EXERCISE INSTRUCTIONS
Lift out all lines below that contain "artış".

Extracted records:
— BEGIN —

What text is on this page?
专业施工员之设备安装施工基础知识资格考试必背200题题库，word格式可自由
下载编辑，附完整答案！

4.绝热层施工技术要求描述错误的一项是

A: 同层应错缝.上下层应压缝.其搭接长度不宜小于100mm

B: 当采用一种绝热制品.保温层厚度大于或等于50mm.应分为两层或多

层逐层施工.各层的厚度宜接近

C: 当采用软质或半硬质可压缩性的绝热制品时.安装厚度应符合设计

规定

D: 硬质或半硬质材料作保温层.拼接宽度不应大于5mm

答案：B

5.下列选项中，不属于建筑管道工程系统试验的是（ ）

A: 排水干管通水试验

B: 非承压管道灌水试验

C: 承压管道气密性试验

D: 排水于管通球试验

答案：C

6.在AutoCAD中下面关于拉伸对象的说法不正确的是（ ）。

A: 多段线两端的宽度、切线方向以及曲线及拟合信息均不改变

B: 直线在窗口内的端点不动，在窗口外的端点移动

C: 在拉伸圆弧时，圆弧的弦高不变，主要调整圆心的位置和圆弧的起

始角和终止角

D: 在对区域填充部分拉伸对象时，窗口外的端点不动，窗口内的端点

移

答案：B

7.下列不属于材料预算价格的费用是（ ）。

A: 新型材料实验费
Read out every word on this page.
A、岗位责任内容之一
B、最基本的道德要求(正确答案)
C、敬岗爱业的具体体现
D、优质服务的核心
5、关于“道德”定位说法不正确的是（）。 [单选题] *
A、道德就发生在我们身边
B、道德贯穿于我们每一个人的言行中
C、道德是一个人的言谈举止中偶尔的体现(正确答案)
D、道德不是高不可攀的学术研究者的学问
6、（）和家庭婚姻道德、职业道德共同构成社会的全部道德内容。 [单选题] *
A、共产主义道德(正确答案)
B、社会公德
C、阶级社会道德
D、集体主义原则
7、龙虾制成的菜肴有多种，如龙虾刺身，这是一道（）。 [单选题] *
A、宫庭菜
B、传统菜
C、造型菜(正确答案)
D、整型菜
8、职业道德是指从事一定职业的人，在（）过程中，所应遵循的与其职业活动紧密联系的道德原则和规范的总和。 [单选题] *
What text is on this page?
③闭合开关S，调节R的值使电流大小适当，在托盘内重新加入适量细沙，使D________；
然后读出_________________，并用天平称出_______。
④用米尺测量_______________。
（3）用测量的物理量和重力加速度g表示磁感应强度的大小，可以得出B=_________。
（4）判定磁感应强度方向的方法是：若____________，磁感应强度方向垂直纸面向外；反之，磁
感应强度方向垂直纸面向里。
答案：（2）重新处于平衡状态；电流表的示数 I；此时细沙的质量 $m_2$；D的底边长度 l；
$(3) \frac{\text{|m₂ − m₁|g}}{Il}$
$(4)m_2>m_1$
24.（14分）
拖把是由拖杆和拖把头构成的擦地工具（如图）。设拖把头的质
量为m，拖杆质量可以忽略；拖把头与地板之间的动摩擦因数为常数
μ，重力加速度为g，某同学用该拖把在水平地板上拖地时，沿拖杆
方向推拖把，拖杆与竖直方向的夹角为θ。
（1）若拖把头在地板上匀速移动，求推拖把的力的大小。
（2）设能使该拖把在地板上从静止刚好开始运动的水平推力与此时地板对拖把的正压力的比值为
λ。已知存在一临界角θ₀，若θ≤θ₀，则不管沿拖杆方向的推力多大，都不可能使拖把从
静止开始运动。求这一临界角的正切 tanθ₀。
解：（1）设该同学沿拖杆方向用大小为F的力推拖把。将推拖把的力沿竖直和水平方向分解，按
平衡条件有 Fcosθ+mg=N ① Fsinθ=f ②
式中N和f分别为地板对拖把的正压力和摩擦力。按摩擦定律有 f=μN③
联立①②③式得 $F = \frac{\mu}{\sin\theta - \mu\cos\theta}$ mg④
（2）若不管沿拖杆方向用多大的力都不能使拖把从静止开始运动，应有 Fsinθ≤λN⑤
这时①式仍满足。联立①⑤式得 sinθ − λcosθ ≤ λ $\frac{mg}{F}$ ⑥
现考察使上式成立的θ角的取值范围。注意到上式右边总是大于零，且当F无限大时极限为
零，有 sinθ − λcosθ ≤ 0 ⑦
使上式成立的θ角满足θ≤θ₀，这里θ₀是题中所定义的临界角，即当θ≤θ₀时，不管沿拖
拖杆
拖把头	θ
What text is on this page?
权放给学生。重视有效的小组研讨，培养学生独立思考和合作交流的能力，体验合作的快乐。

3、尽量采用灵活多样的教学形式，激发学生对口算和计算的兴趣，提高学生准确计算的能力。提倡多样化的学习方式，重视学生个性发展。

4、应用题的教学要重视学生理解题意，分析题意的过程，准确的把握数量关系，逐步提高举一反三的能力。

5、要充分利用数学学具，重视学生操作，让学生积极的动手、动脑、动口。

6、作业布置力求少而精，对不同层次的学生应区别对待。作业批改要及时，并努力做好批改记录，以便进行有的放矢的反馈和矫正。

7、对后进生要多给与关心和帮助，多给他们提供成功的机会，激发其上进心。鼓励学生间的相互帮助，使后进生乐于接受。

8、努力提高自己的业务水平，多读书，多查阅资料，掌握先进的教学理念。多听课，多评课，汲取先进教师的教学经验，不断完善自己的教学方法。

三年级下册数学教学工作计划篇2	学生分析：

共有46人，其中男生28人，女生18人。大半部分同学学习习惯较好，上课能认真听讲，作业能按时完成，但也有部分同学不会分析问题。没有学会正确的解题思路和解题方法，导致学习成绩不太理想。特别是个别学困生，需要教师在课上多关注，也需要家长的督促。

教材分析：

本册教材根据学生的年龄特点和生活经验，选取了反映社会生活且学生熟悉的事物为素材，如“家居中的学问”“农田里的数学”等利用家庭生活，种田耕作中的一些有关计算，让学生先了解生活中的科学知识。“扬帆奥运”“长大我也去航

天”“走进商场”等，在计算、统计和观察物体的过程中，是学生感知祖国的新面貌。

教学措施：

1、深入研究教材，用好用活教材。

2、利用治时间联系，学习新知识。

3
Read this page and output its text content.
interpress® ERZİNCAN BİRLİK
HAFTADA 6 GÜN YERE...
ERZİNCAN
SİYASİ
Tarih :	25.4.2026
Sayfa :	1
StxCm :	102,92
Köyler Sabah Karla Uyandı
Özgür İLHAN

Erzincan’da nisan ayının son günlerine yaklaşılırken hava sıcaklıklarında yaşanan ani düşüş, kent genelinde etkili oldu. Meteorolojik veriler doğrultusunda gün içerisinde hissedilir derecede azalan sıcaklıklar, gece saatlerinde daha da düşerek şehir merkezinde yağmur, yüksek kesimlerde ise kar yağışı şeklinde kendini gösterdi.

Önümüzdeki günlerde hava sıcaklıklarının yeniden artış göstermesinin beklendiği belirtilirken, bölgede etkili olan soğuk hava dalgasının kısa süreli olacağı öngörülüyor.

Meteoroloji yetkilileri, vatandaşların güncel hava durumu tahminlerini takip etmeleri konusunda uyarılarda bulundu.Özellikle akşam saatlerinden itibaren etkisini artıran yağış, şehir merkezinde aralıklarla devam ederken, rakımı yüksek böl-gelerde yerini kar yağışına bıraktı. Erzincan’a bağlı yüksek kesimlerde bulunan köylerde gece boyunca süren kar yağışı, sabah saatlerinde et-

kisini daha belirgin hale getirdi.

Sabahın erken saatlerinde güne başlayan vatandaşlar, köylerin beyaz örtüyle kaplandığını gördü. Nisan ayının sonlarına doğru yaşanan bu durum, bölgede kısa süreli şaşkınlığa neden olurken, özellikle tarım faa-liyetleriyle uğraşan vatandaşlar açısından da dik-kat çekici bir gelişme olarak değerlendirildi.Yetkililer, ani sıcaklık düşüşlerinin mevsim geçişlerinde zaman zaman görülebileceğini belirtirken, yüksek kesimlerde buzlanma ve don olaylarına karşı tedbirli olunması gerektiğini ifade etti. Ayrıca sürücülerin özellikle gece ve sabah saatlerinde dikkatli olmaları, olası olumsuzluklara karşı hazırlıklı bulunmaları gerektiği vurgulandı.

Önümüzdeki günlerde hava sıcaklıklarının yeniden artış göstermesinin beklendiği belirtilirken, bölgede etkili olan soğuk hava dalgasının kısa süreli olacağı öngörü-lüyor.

— END —

SOLUTION TO THIS PROBLEM
Önümüzdeki günlerde hava sıcaklıklarının yeniden artış göstermesinin beklendiği belirtilirken, bölgede etkili olan soğuk hava dalgasının kısa süreli olacağı öngörülüyor.
Önümüzdeki günlerde hava sıcaklıklarının yeniden artış göstermesinin beklendiği belirtilirken, bölgede etkili olan soğuk hava dalgasının kısa süreli olacağı öngörü-lüyor.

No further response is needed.